> **Given task**:
In the data below, locate each line with the word "label" and list it.

> **Information shown**:
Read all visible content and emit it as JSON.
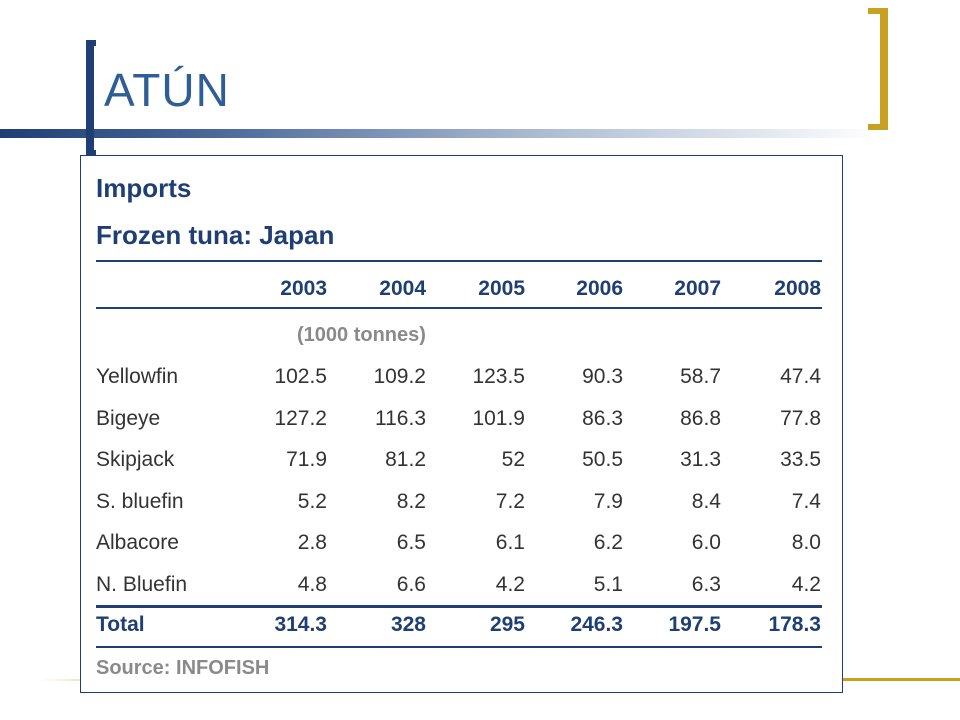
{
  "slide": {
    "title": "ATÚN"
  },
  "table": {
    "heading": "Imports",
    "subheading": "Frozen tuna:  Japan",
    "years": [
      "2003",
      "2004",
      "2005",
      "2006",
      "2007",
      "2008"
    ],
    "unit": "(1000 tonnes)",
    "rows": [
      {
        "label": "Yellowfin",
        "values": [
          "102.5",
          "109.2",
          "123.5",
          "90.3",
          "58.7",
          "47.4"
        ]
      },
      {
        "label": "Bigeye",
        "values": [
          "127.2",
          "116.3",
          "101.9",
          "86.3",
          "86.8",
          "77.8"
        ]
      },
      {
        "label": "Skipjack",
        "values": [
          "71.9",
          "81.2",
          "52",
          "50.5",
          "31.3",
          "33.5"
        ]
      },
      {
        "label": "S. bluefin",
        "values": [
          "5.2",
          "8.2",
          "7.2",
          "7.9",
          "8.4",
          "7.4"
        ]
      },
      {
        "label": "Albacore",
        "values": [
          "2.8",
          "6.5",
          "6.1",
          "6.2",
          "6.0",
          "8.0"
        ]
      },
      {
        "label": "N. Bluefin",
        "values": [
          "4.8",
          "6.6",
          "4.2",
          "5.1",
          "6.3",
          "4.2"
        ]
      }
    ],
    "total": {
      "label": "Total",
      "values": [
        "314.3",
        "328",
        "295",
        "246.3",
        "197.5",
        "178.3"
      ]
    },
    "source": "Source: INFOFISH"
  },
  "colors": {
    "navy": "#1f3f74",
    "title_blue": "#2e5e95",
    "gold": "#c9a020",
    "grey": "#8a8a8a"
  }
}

> **Solved problem**:
        "label": "Yellowfin",
        "label": "Bigeye",
        "label": "Skipjack",
        "label": "S. bluefin",
        "label": "Albacore",
        "label": "N. Bluefin",
      "label": "Total",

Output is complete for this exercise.